**Exercise aim**: Every line below should be copied exactly; drop the pictures.

**Records supplied**:
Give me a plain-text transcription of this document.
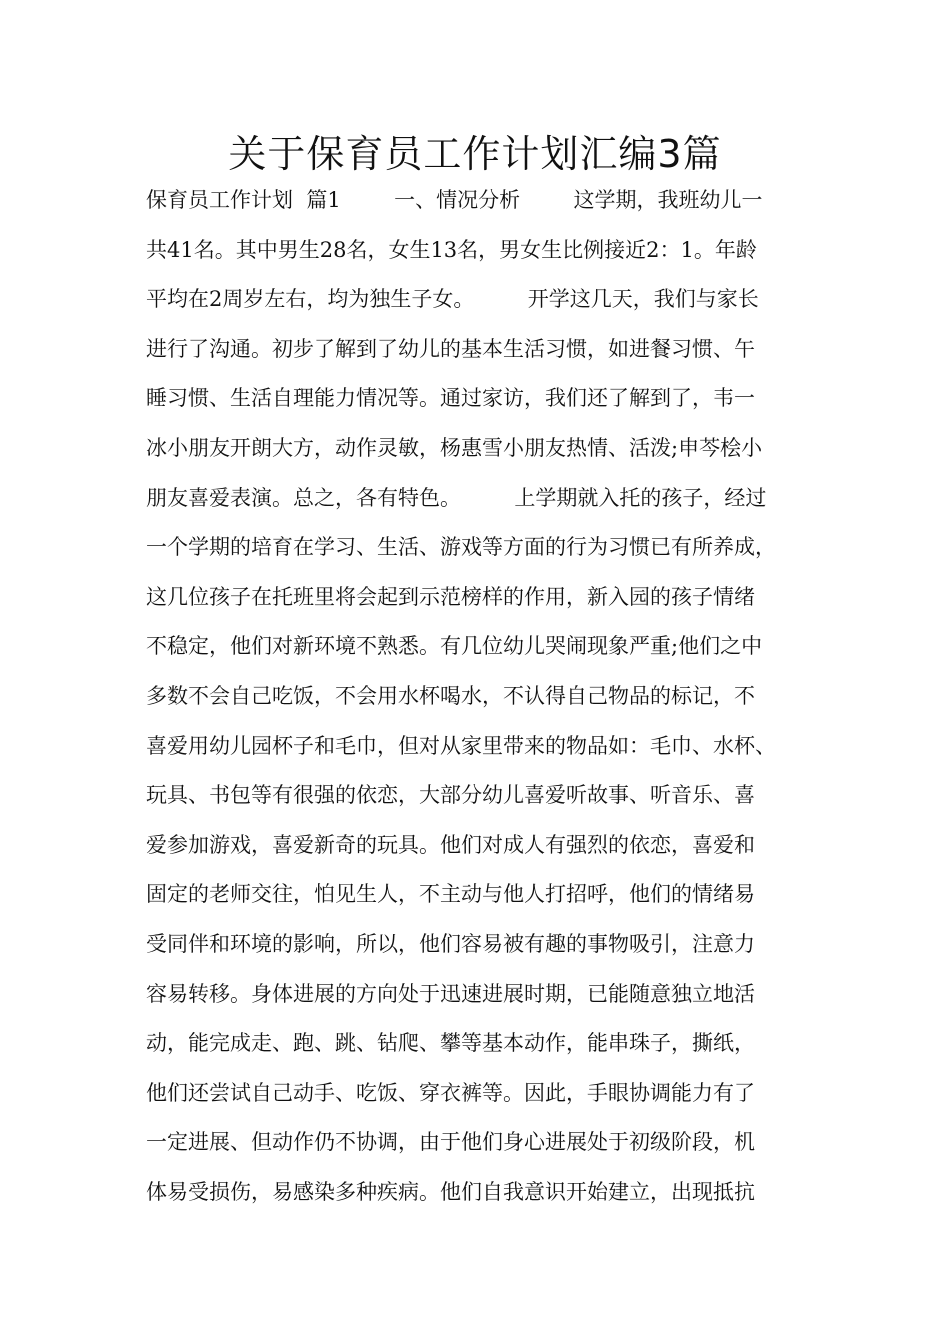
关于保育员工作计划汇编3篇
保育员工作计划  篇1        一、情况分析        这学期，我班幼儿一
共41名。其中男生28名，女生13名，男女生比例接近2：1。年龄
平均在2周岁左右，均为独生子女。        开学这几天，我们与家长
进行了沟通。初步了解到了幼儿的基本生活习惯，如进餐习惯、午
睡习惯、生活自理能力情况等。通过家访，我们还了解到了，韦一
冰小朋友开朗大方，动作灵敏，杨惠雪小朋友热情、活泼;申芩桧小
朋友喜爱表演。总之，各有特色。        上学期就入托的孩子，经过
一个学期的培育在学习、生活、游戏等方面的行为习惯已有所养成，
这几位孩子在托班里将会起到示范榜样的作用，新入园的孩子情绪
不稳定，他们对新环境不熟悉。有几位幼儿哭闹现象严重;他们之中
多数不会自己吃饭，不会用水杯喝水，不认得自己物品的标记，不
喜爱用幼儿园杯子和毛巾，但对从家里带来的物品如：毛巾、水杯、
玩具、书包等有很强的依恋，大部分幼儿喜爱听故事、听音乐、喜
爱参加游戏，喜爱新奇的玩具。他们对成人有强烈的依恋，喜爱和
固定的老师交往，怕见生人，不主动与他人打招呼，他们的情绪易
受同伴和环境的影响，所以，他们容易被有趣的事物吸引，注意力
容易转移。身体进展的方向处于迅速进展时期，已能随意独立地活
动，能完成走、跑、跳、钻爬、攀等基本动作，能串珠子，撕纸，
他们还尝试自己动手、吃饭、穿衣裤等。因此，手眼协调能力有了
一定进展、但动作仍不协调，由于他们身心进展处于初级阶段，机
体易受损伤，易感染多种疾病。他们自我意识开始建立，出现抵抗
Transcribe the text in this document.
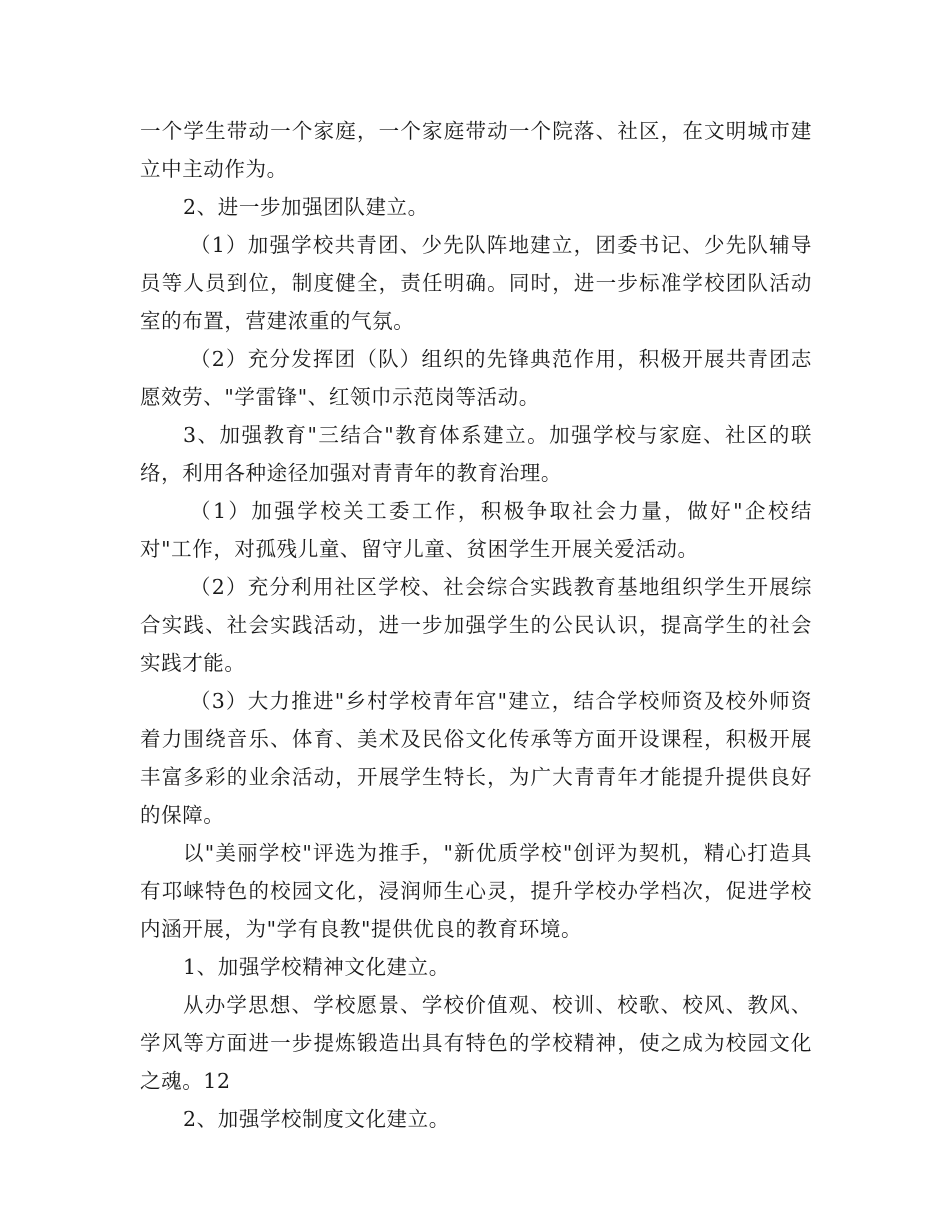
一个学生带动一个家庭，一个家庭带动一个院落、社区，在文明城市建立中主动作为。

2、进一步加强团队建立。

（1）加强学校共青团、少先队阵地建立，团委书记、少先队辅导员等人员到位，制度健全，责任明确。同时，进一步标准学校团队活动室的布置，营建浓重的气氛。

（2）充分发挥团（队）组织的先锋典范作用，积极开展共青团志愿效劳、"学雷锋"、红领巾示范岗等活动。

3、加强教育"三结合"教育体系建立。加强学校与家庭、社区的联络，利用各种途径加强对青青年的教育治理。

（1）加强学校关工委工作，积极争取社会力量，做好"企校结对"工作，对孤残儿童、留守儿童、贫困学生开展关爱活动。

（2）充分利用社区学校、社会综合实践教育基地组织学生开展综合实践、社会实践活动，进一步加强学生的公民认识，提高学生的社会实践才能。

（3）大力推进"乡村学校青年宫"建立，结合学校师资及校外师资着力围绕音乐、体育、美术及民俗文化传承等方面开设课程，积极开展丰富多彩的业余活动，开展学生特长，为广大青青年才能提升提供良好的保障。

以"美丽学校"评选为推手，"新优质学校"创评为契机，精心打造具有邛崃特色的校园文化，浸润师生心灵，提升学校办学档次，促进学校内涵开展，为"学有良教"提供优良的教育环境。

1、加强学校精神文化建立。

从办学思想、学校愿景、学校价值观、校训、校歌、校风、教风、学风等方面进一步提炼锻造出具有特色的学校精神，使之成为校园文化之魂。12

2、加强学校制度文化建立。
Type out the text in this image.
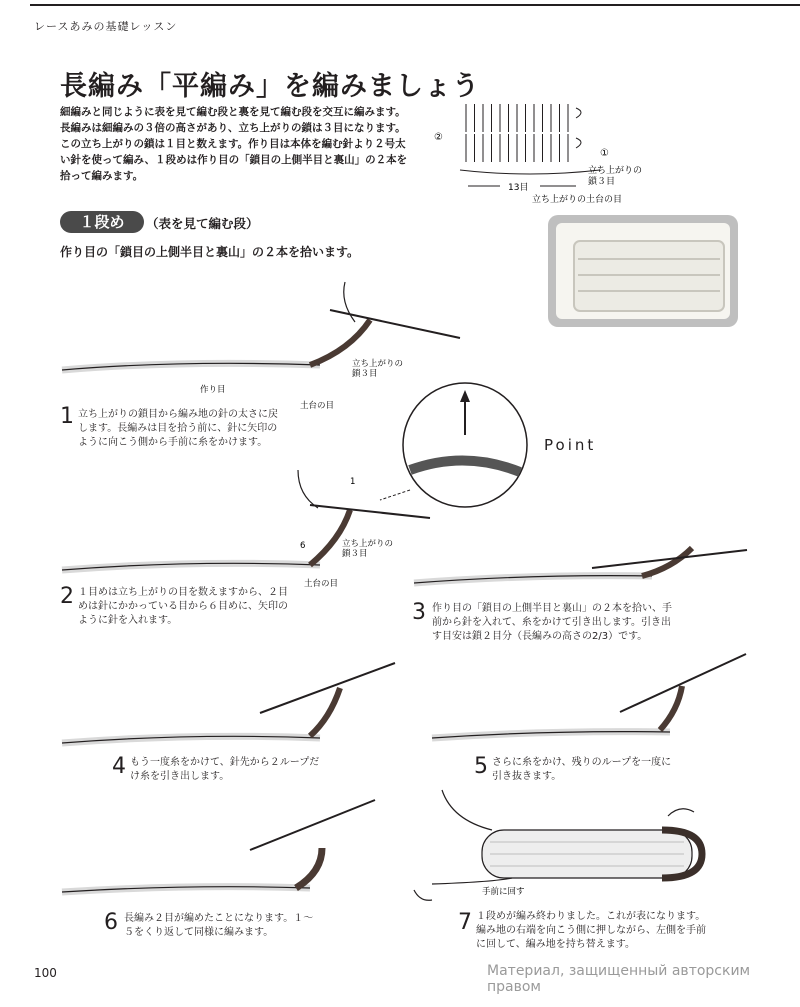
レースあみの基礎レッスン
長編み「平編み」を編みましょう
細編みと同じように表を見て編む段と裏を見て編む段を交互に編みます。長編みは細編みの３倍の高さがあり、立ち上がりの鎖は３目になります。この立ち上がりの鎖は１目と数えます。作り目は本体を編む針より２号太い針を使って編み、１段めは作り目の「鎖目の上側半目と裏山」の２本を拾って編みます。
②
①
13目
立ち上がりの
鎖３目
立ち上がりの土台の目
１段め	（表を見て編む段）
作り目の「鎖目の上側半目と裏山」の２本を拾います。
作り目
立ち上がりの
鎖３目
土台の目
1 立ち上がりの鎖目から編み地の針の太さに戻します。長編みは目を拾う前に、針に矢印のように向こう側から手前に糸をかけます。	Point
6
1
立ち上がりの
鎖３目
土台の目
2 １目めは立ち上がりの目を数えますから、２目めは針にかかっている目から６目めに、矢印のように針を入れます。	3 作り目の「鎖目の上側半目と裏山」の２本を拾い、手前から針を入れて、糸をかけて引き出します。引き出す目安は鎖２目分（長編みの高さの2/3）です。
4 もう一度糸をかけて、針先から２ループだけ糸を引き出します。	5 さらに糸をかけ、残りのループを一度に引き抜きます。
6 長編み２目が編めたことになります。１～５をくり返して同様に編みます。
手前に回す
7 １段めが編み終わりました。これが表になります。編み地の右端を向こう側に押しながら、左側を手前に回して、編み地を持ち替えます。
100	Материал, защищенный авторским правом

**Result of the task**:
Give me a plain-text transcription of this document.
关于保育员工作计划汇编3篇
保育员工作计划  篇1        一、情况分析        这学期，我班幼儿一
共41名。其中男生28名，女生13名，男女生比例接近2：1。年龄
平均在2周岁左右，均为独生子女。        开学这几天，我们与家长
进行了沟通。初步了解到了幼儿的基本生活习惯，如进餐习惯、午
睡习惯、生活自理能力情况等。通过家访，我们还了解到了，韦一
冰小朋友开朗大方，动作灵敏，杨惠雪小朋友热情、活泼;申芩桧小
朋友喜爱表演。总之，各有特色。        上学期就入托的孩子，经过
一个学期的培育在学习、生活、游戏等方面的行为习惯已有所养成，
这几位孩子在托班里将会起到示范榜样的作用，新入园的孩子情绪
不稳定，他们对新环境不熟悉。有几位幼儿哭闹现象严重;他们之中
多数不会自己吃饭，不会用水杯喝水，不认得自己物品的标记，不
喜爱用幼儿园杯子和毛巾，但对从家里带来的物品如：毛巾、水杯、
玩具、书包等有很强的依恋，大部分幼儿喜爱听故事、听音乐、喜
爱参加游戏，喜爱新奇的玩具。他们对成人有强烈的依恋，喜爱和
固定的老师交往，怕见生人，不主动与他人打招呼，他们的情绪易
受同伴和环境的影响，所以，他们容易被有趣的事物吸引，注意力
容易转移。身体进展的方向处于迅速进展时期，已能随意独立地活
动，能完成走、跑、跳、钻爬、攀等基本动作，能串珠子，撕纸，
他们还尝试自己动手、吃饭、穿衣裤等。因此，手眼协调能力有了
一定进展、但动作仍不协调，由于他们身心进展处于初级阶段，机
体易受损伤，易感染多种疾病。他们自我意识开始建立，出现抵抗
Transcribe the text in this document.
一个学生带动一个家庭，一个家庭带动一个院落、社区，在文明城市建立中主动作为。

2、进一步加强团队建立。

（1）加强学校共青团、少先队阵地建立，团委书记、少先队辅导员等人员到位，制度健全，责任明确。同时，进一步标准学校团队活动室的布置，营建浓重的气氛。

（2）充分发挥团（队）组织的先锋典范作用，积极开展共青团志愿效劳、"学雷锋"、红领巾示范岗等活动。

3、加强教育"三结合"教育体系建立。加强学校与家庭、社区的联络，利用各种途径加强对青青年的教育治理。

（1）加强学校关工委工作，积极争取社会力量，做好"企校结对"工作，对孤残儿童、留守儿童、贫困学生开展关爱活动。

（2）充分利用社区学校、社会综合实践教育基地组织学生开展综合实践、社会实践活动，进一步加强学生的公民认识，提高学生的社会实践才能。

（3）大力推进"乡村学校青年宫"建立，结合学校师资及校外师资着力围绕音乐、体育、美术及民俗文化传承等方面开设课程，积极开展丰富多彩的业余活动，开展学生特长，为广大青青年才能提升提供良好的保障。

以"美丽学校"评选为推手，"新优质学校"创评为契机，精心打造具有邛崃特色的校园文化，浸润师生心灵，提升学校办学档次，促进学校内涵开展，为"学有良教"提供优良的教育环境。

1、加强学校精神文化建立。

从办学思想、学校愿景、学校价值观、校训、校歌、校风、教风、学风等方面进一步提炼锻造出具有特色的学校精神，使之成为校园文化之魂。12

2、加强学校制度文化建立。
Type out the text in this image.
レースあみの基礎レッスン
長編み「平編み」を編みましょう
細編みと同じように表を見て編む段と裏を見て編む段を交互に編みます。長編みは細編みの３倍の高さがあり、立ち上がりの鎖は３目になります。この立ち上がりの鎖は１目と数えます。作り目は本体を編む針より２号太い針を使って編み、１段めは作り目の「鎖目の上側半目と裏山」の２本を拾って編みます。
②
①
13目
立ち上がりの
鎖３目
立ち上がりの土台の目
１段め	（表を見て編む段）
作り目の「鎖目の上側半目と裏山」の２本を拾います。
作り目
立ち上がりの
鎖３目
土台の目
1 立ち上がりの鎖目から編み地の針の太さに戻します。長編みは目を拾う前に、針に矢印のように向こう側から手前に糸をかけます。	Point
6
1
立ち上がりの
鎖３目
土台の目
2 １目めは立ち上がりの目を数えますから、２目めは針にかかっている目から６目めに、矢印のように針を入れます。	3 作り目の「鎖目の上側半目と裏山」の２本を拾い、手前から針を入れて、糸をかけて引き出します。引き出す目安は鎖２目分（長編みの高さの2/3）です。
4 もう一度糸をかけて、針先から２ループだけ糸を引き出します。	5 さらに糸をかけ、残りのループを一度に引き抜きます。
6 長編み２目が編めたことになります。１～５をくり返して同様に編みます。
手前に回す
7 １段めが編み終わりました。これが表になります。編み地の右端を向こう側に押しながら、左側を手前に回して、編み地を持ち替えます。
100	Материал, защищенный авторским правом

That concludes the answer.